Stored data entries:
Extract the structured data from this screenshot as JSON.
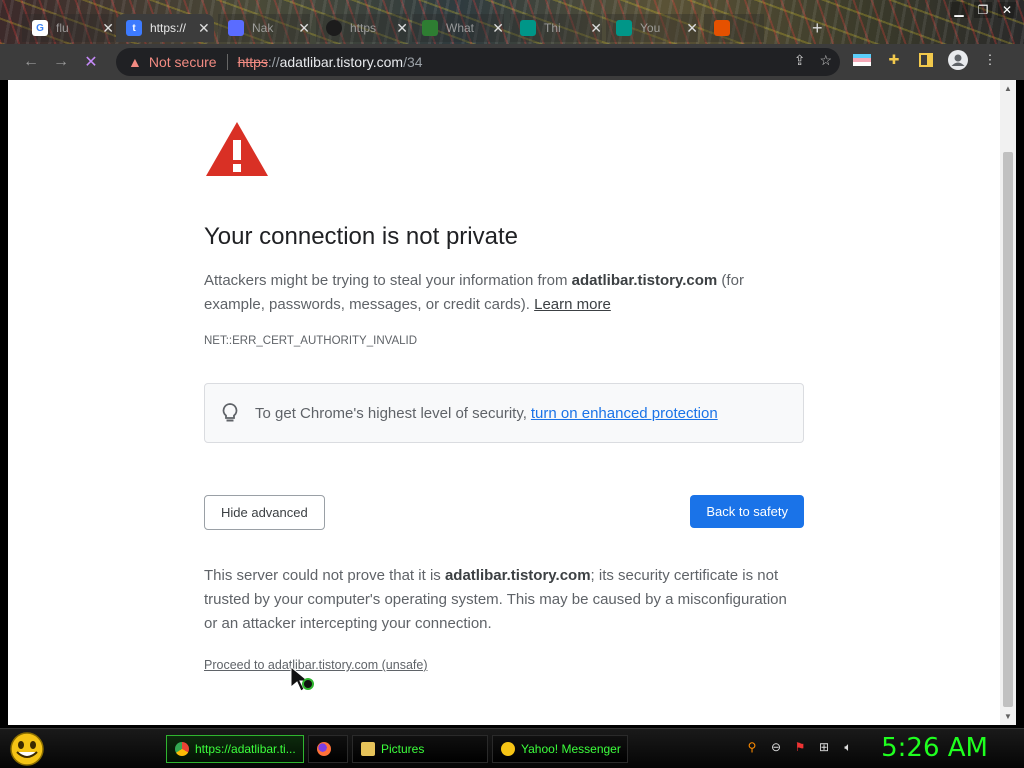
{
  "browser": {
    "tabs": [
      {
        "label": "flu",
        "favicon": "google-icon",
        "fav_color": "#4285f4",
        "active": false
      },
      {
        "label": "https://",
        "favicon": "tistory-icon",
        "fav_color": "#3d7bff",
        "active": true
      },
      {
        "label": "Nak",
        "favicon": "page-icon",
        "fav_color": "#5a6cff",
        "active": false
      },
      {
        "label": "https",
        "favicon": "github-icon",
        "fav_color": "#1c1c1c",
        "active": false
      },
      {
        "label": "What",
        "favicon": "page-icon",
        "fav_color": "#2e7d32",
        "active": false
      },
      {
        "label": "Thi",
        "favicon": "site-icon",
        "fav_color": "#009688",
        "active": false
      },
      {
        "label": "You",
        "favicon": "site-icon",
        "fav_color": "#009688",
        "active": false
      },
      {
        "label": "",
        "favicon": "site-icon",
        "fav_color": "#e65100",
        "active": false
      }
    ],
    "omnibox": {
      "security_label": "Not secure",
      "url_scheme": "https",
      "url_sep": "://",
      "url_host": "adatlibar.tistory.com",
      "url_path": "/34"
    }
  },
  "page": {
    "heading": "Your connection is not private",
    "intro_pre": "Attackers might be trying to steal your information from ",
    "intro_domain": "adatlibar.tistory.com",
    "intro_post": " (for example, passwords, messages, or credit cards). ",
    "learn_more": "Learn more",
    "error_code": "NET::ERR_CERT_AUTHORITY_INVALID",
    "enhanced_text": "To get Chrome's highest level of security,",
    "enhanced_link": "turn on enhanced protection",
    "hide_advanced": "Hide advanced",
    "back_to_safety": "Back to safety",
    "details_pre": "This server could not prove that it is ",
    "details_domain": "adatlibar.tistory.com",
    "details_post": "; its security certificate is not trusted by your computer's operating system. This may be caused by a misconfiguration or an attacker intercepting your connection.",
    "proceed": "Proceed to adatlibar.tistory.com (unsafe)"
  },
  "taskbar": {
    "tasks": [
      {
        "label": "https://adatlibar.ti...",
        "icon": "chrome-icon",
        "active": true
      },
      {
        "label": "",
        "icon": "firefox-icon",
        "active": false
      },
      {
        "label": "Pictures",
        "icon": "folder-icon",
        "active": false
      },
      {
        "label": "Yahoo! Messenger",
        "icon": "messenger-icon",
        "active": false
      }
    ],
    "clock": "5:26 AM"
  },
  "colors": {
    "accent_blue": "#1a73e8",
    "danger_red": "#d93025",
    "taskbar_green": "#1fff1f"
  }
}
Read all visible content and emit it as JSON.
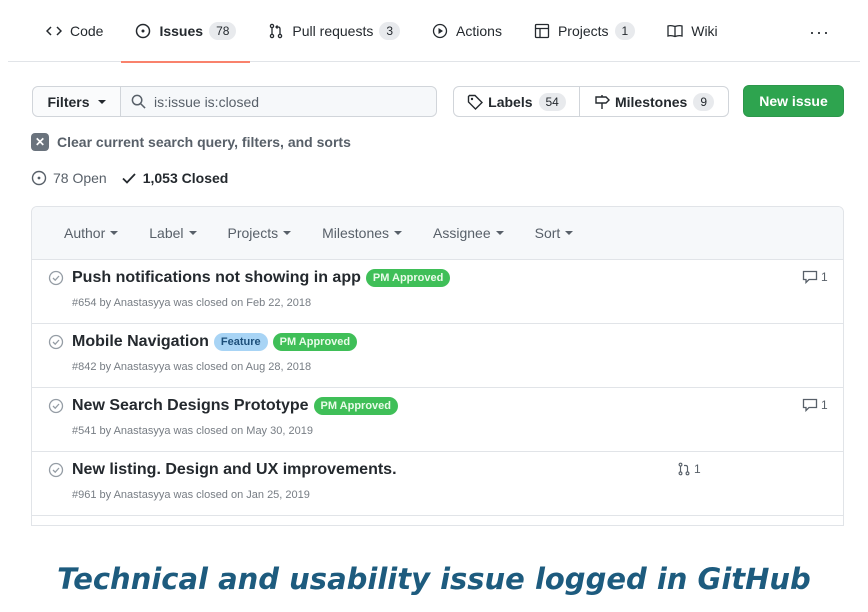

Do this | Strip out the pictures and quote the remaining data word for word.

Full response |
Extract the structured data from this screenshot as JSON.
{
  "browser": {
    "tabs": [
      {
        "label": "flu",
        "favicon": "google-icon",
        "fav_color": "#4285f4",
        "active": false
      },
      {
        "label": "https://",
        "favicon": "tistory-icon",
        "fav_color": "#3d7bff",
        "active": true
      },
      {
        "label": "Nak",
        "favicon": "page-icon",
        "fav_color": "#5a6cff",
        "active": false
      },
      {
        "label": "https",
        "favicon": "github-icon",
        "fav_color": "#1c1c1c",
        "active": false
      },
      {
        "label": "What",
        "favicon": "page-icon",
        "fav_color": "#2e7d32",
        "active": false
      },
      {
        "label": "Thi",
        "favicon": "site-icon",
        "fav_color": "#009688",
        "active": false
      },
      {
        "label": "You",
        "favicon": "site-icon",
        "fav_color": "#009688",
        "active": false
      },
      {
        "label": "",
        "favicon": "site-icon",
        "fav_color": "#e65100",
        "active": false
      }
    ],
    "omnibox": {
      "security_label": "Not secure",
      "url_scheme": "https",
      "url_sep": "://",
      "url_host": "adatlibar.tistory.com",
      "url_path": "/34"
    }
  },
  "page": {
    "heading": "Your connection is not private",
    "intro_pre": "Attackers might be trying to steal your information from ",
    "intro_domain": "adatlibar.tistory.com",
    "intro_post": " (for example, passwords, messages, or credit cards). ",
    "learn_more": "Learn more",
    "error_code": "NET::ERR_CERT_AUTHORITY_INVALID",
    "enhanced_text": "To get Chrome's highest level of security,",
    "enhanced_link": "turn on enhanced protection",
    "hide_advanced": "Hide advanced",
    "back_to_safety": "Back to safety",
    "details_pre": "This server could not prove that it is ",
    "details_domain": "adatlibar.tistory.com",
    "details_post": "; its security certificate is not trusted by your computer's operating system. This may be caused by a misconfiguration or an attacker intercepting your connection.",
    "proceed": "Proceed to adatlibar.tistory.com (unsafe)"
  },
  "taskbar": {
    "tasks": [
      {
        "label": "https://adatlibar.ti...",
        "icon": "chrome-icon",
        "active": true
      },
      {
        "label": "",
        "icon": "firefox-icon",
        "active": false
      },
      {
        "label": "Pictures",
        "icon": "folder-icon",
        "active": false
      },
      {
        "label": "Yahoo! Messenger",
        "icon": "messenger-icon",
        "active": false
      }
    ],
    "clock": "5:26 AM"
  },
  "colors": {
    "accent_blue": "#1a73e8",
    "danger_red": "#d93025",
    "taskbar_green": "#1fff1f"
  }
}
Read all visible content and emit it as JSON.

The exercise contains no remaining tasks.